**Request:** Below are some entries. Output each one exactly as it appears.

**Provided records:**
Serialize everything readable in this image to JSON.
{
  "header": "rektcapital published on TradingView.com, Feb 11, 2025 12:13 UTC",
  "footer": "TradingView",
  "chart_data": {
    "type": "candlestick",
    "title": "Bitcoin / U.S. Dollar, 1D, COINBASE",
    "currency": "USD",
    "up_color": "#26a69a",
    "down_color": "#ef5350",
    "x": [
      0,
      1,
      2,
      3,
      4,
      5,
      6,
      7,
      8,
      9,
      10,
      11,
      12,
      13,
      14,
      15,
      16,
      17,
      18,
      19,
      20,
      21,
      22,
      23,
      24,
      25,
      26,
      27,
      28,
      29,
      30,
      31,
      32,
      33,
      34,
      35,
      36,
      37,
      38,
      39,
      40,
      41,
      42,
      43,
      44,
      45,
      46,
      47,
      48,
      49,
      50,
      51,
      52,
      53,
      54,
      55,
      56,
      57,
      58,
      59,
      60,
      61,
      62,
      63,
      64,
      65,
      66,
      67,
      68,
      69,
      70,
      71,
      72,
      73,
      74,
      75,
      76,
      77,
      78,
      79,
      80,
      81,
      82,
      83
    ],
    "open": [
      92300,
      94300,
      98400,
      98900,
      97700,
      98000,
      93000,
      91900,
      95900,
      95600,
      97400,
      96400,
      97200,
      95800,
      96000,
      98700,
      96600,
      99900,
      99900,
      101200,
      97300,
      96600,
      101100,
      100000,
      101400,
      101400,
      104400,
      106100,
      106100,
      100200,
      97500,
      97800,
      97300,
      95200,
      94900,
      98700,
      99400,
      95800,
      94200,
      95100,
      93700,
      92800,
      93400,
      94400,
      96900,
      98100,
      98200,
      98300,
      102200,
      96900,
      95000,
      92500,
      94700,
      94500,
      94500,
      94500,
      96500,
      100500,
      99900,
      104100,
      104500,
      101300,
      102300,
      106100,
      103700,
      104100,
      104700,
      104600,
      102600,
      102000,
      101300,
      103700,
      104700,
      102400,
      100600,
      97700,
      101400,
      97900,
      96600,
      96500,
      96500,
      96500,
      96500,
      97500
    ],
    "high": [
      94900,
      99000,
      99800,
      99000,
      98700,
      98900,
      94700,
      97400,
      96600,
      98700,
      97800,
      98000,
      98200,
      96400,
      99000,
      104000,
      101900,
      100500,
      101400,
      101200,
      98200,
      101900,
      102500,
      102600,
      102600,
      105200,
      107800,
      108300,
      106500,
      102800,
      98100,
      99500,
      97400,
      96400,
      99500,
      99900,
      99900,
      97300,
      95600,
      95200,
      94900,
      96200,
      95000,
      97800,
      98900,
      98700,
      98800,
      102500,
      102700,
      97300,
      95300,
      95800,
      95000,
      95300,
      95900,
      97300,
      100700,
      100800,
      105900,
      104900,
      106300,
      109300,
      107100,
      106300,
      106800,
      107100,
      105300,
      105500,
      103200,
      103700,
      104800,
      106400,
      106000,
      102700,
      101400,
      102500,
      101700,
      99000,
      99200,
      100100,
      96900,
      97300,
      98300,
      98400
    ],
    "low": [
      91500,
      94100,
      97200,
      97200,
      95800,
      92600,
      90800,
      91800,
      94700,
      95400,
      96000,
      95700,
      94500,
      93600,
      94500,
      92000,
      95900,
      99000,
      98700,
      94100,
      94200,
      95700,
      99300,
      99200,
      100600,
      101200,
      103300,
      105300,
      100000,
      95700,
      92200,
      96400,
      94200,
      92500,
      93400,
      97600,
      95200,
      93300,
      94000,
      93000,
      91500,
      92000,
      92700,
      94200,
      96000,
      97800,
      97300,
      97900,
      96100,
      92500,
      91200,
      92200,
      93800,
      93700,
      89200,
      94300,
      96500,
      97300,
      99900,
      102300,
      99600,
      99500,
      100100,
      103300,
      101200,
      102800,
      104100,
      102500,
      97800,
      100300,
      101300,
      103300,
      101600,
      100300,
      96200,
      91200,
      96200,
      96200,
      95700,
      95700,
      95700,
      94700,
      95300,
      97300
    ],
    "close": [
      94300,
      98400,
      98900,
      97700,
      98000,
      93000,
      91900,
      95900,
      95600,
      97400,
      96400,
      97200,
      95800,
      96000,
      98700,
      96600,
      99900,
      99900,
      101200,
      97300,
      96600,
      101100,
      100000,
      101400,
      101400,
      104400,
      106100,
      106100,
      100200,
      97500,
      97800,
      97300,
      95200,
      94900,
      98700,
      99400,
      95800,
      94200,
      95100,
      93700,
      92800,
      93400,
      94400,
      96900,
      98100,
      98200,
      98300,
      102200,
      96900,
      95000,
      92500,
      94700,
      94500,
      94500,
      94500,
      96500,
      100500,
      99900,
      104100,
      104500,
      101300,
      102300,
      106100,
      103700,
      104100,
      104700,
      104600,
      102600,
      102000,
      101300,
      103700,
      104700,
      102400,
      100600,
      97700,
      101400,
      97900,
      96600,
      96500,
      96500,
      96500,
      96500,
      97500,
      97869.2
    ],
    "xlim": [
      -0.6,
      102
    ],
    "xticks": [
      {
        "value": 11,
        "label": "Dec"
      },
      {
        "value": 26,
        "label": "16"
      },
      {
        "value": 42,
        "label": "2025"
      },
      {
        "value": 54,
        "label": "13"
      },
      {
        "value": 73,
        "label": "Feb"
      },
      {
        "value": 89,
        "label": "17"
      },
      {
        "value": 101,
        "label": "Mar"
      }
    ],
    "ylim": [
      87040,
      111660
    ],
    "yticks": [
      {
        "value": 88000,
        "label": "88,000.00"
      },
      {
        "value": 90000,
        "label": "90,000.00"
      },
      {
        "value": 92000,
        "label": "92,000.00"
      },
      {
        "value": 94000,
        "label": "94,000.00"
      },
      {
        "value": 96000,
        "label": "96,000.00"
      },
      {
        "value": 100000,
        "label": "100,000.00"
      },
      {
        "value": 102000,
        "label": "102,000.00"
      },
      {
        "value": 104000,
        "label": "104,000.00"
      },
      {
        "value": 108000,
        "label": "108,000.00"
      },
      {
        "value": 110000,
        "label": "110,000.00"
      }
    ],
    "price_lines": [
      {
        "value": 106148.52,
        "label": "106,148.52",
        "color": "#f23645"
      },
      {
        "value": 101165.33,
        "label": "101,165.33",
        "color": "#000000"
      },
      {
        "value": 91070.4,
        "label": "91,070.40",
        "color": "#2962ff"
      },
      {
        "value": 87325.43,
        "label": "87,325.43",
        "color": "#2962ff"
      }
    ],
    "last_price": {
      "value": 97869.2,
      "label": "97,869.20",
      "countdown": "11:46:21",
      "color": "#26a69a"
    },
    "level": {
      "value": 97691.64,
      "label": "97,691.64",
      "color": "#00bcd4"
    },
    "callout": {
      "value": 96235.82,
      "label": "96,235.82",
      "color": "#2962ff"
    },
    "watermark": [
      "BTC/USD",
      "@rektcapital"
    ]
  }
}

**Problem solution:**
Serialize everything readable in this image to JSON.
{
  "header": "rektcapital published on TradingView.com, Feb 11, 2025 12:13 UTC",
  "footer": "TradingView",
  "chart_data": {
    "type": "candlestick",
    "title": "Bitcoin / U.S. Dollar, 1D, COINBASE",
    "currency": "USD",
    "up_color": "#26a69a",
    "down_color": "#ef5350",
    "x": [
      0,
      1,
      2,
      3,
      4,
      5,
      6,
      7,
      8,
      9,
      10,
      11,
      12,
      13,
      14,
      15,
      16,
      17,
      18,
      19,
      20,
      21,
      22,
      23,
      24,
      25,
      26,
      27,
      28,
      29,
      30,
      31,
      32,
      33,
      34,
      35,
      36,
      37,
      38,
      39,
      40,
      41,
      42,
      43,
      44,
      45,
      46,
      47,
      48,
      49,
      50,
      51,
      52,
      53,
      54,
      55,
      56,
      57,
      58,
      59,
      60,
      61,
      62,
      63,
      64,
      65,
      66,
      67,
      68,
      69,
      70,
      71,
      72,
      73,
      74,
      75,
      76,
      77,
      78,
      79,
      80,
      81,
      82,
      83
    ],
    "open": [
      92300,
      94300,
      98400,
      98900,
      97700,
      98000,
      93000,
      91900,
      95900,
      95600,
      97400,
      96400,
      97200,
      95800,
      96000,
      98700,
      96600,
      99900,
      99900,
      101200,
      97300,
      96600,
      101100,
      100000,
      101400,
      101400,
      104400,
      106100,
      106100,
      100200,
      97500,
      97800,
      97300,
      95200,
      94900,
      98700,
      99400,
      95800,
      94200,
      95100,
      93700,
      92800,
      93400,
      94400,
      96900,
      98100,
      98200,
      98300,
      102200,
      96900,
      95000,
      92500,
      94700,
      94500,
      94500,
      94500,
      96500,
      100500,
      99900,
      104100,
      104500,
      101300,
      102300,
      106100,
      103700,
      104100,
      104700,
      104600,
      102600,
      102000,
      101300,
      103700,
      104700,
      102400,
      100600,
      97700,
      101400,
      97900,
      96600,
      96500,
      96500,
      96500,
      96500,
      97500
    ],
    "high": [
      94900,
      99000,
      99800,
      99000,
      98700,
      98900,
      94700,
      97400,
      96600,
      98700,
      97800,
      98000,
      98200,
      96400,
      99000,
      104000,
      101900,
      100500,
      101400,
      101200,
      98200,
      101900,
      102500,
      102600,
      102600,
      105200,
      107800,
      108300,
      106500,
      102800,
      98100,
      99500,
      97400,
      96400,
      99500,
      99900,
      99900,
      97300,
      95600,
      95200,
      94900,
      96200,
      95000,
      97800,
      98900,
      98700,
      98800,
      102500,
      102700,
      97300,
      95300,
      95800,
      95000,
      95300,
      95900,
      97300,
      100700,
      100800,
      105900,
      104900,
      106300,
      109300,
      107100,
      106300,
      106800,
      107100,
      105300,
      105500,
      103200,
      103700,
      104800,
      106400,
      106000,
      102700,
      101400,
      102500,
      101700,
      99000,
      99200,
      100100,
      96900,
      97300,
      98300,
      98400
    ],
    "low": [
      91500,
      94100,
      97200,
      97200,
      95800,
      92600,
      90800,
      91800,
      94700,
      95400,
      96000,
      95700,
      94500,
      93600,
      94500,
      92000,
      95900,
      99000,
      98700,
      94100,
      94200,
      95700,
      99300,
      99200,
      100600,
      101200,
      103300,
      105300,
      100000,
      95700,
      92200,
      96400,
      94200,
      92500,
      93400,
      97600,
      95200,
      93300,
      94000,
      93000,
      91500,
      92000,
      92700,
      94200,
      96000,
      97800,
      97300,
      97900,
      96100,
      92500,
      91200,
      92200,
      93800,
      93700,
      89200,
      94300,
      96500,
      97300,
      99900,
      102300,
      99600,
      99500,
      100100,
      103300,
      101200,
      102800,
      104100,
      102500,
      97800,
      100300,
      101300,
      103300,
      101600,
      100300,
      96200,
      91200,
      96200,
      96200,
      95700,
      95700,
      95700,
      94700,
      95300,
      97300
    ],
    "close": [
      94300,
      98400,
      98900,
      97700,
      98000,
      93000,
      91900,
      95900,
      95600,
      97400,
      96400,
      97200,
      95800,
      96000,
      98700,
      96600,
      99900,
      99900,
      101200,
      97300,
      96600,
      101100,
      100000,
      101400,
      101400,
      104400,
      106100,
      106100,
      100200,
      97500,
      97800,
      97300,
      95200,
      94900,
      98700,
      99400,
      95800,
      94200,
      95100,
      93700,
      92800,
      93400,
      94400,
      96900,
      98100,
      98200,
      98300,
      102200,
      96900,
      95000,
      92500,
      94700,
      94500,
      94500,
      94500,
      96500,
      100500,
      99900,
      104100,
      104500,
      101300,
      102300,
      106100,
      103700,
      104100,
      104700,
      104600,
      102600,
      102000,
      101300,
      103700,
      104700,
      102400,
      100600,
      97700,
      101400,
      97900,
      96600,
      96500,
      96500,
      96500,
      96500,
      97500,
      97869.2
    ],
    "xlim": [
      -0.6,
      102
    ],
    "xticks": [
      {
        "value": 11,
        "label": "Dec"
      },
      {
        "value": 26,
        "label": "16"
      },
      {
        "value": 42,
        "label": "2025"
      },
      {
        "value": 54,
        "label": "13"
      },
      {
        "value": 73,
        "label": "Feb"
      },
      {
        "value": 89,
        "label": "17"
      },
      {
        "value": 101,
        "label": "Mar"
      }
    ],
    "ylim": [
      87040,
      111660
    ],
    "yticks": [
      {
        "value": 88000,
        "label": "88,000.00"
      },
      {
        "value": 90000,
        "label": "90,000.00"
      },
      {
        "value": 92000,
        "label": "92,000.00"
      },
      {
        "value": 94000,
        "label": "94,000.00"
      },
      {
        "value": 96000,
        "label": "96,000.00"
      },
      {
        "value": 100000,
        "label": "100,000.00"
      },
      {
        "value": 102000,
        "label": "102,000.00"
      },
      {
        "value": 104000,
        "label": "104,000.00"
      },
      {
        "value": 108000,
        "label": "108,000.00"
      },
      {
        "value": 110000,
        "label": "110,000.00"
      }
    ],
    "price_lines": [
      {
        "value": 106148.52,
        "label": "106,148.52",
        "color": "#f23645"
      },
      {
        "value": 101165.33,
        "label": "101,165.33",
        "color": "#000000"
      },
      {
        "value": 91070.4,
        "label": "91,070.40",
        "color": "#2962ff"
      },
      {
        "value": 87325.43,
        "label": "87,325.43",
        "color": "#2962ff"
      }
    ],
    "last_price": {
      "value": 97869.2,
      "label": "97,869.20",
      "countdown": "11:46:21",
      "color": "#26a69a"
    },
    "level": {
      "value": 97691.64,
      "label": "97,691.64",
      "color": "#00bcd4"
    },
    "callout": {
      "value": 96235.82,
      "label": "96,235.82",
      "color": "#2962ff"
    },
    "watermark": [
      "BTC/USD",
      "@rektcapital"
    ]
  }
}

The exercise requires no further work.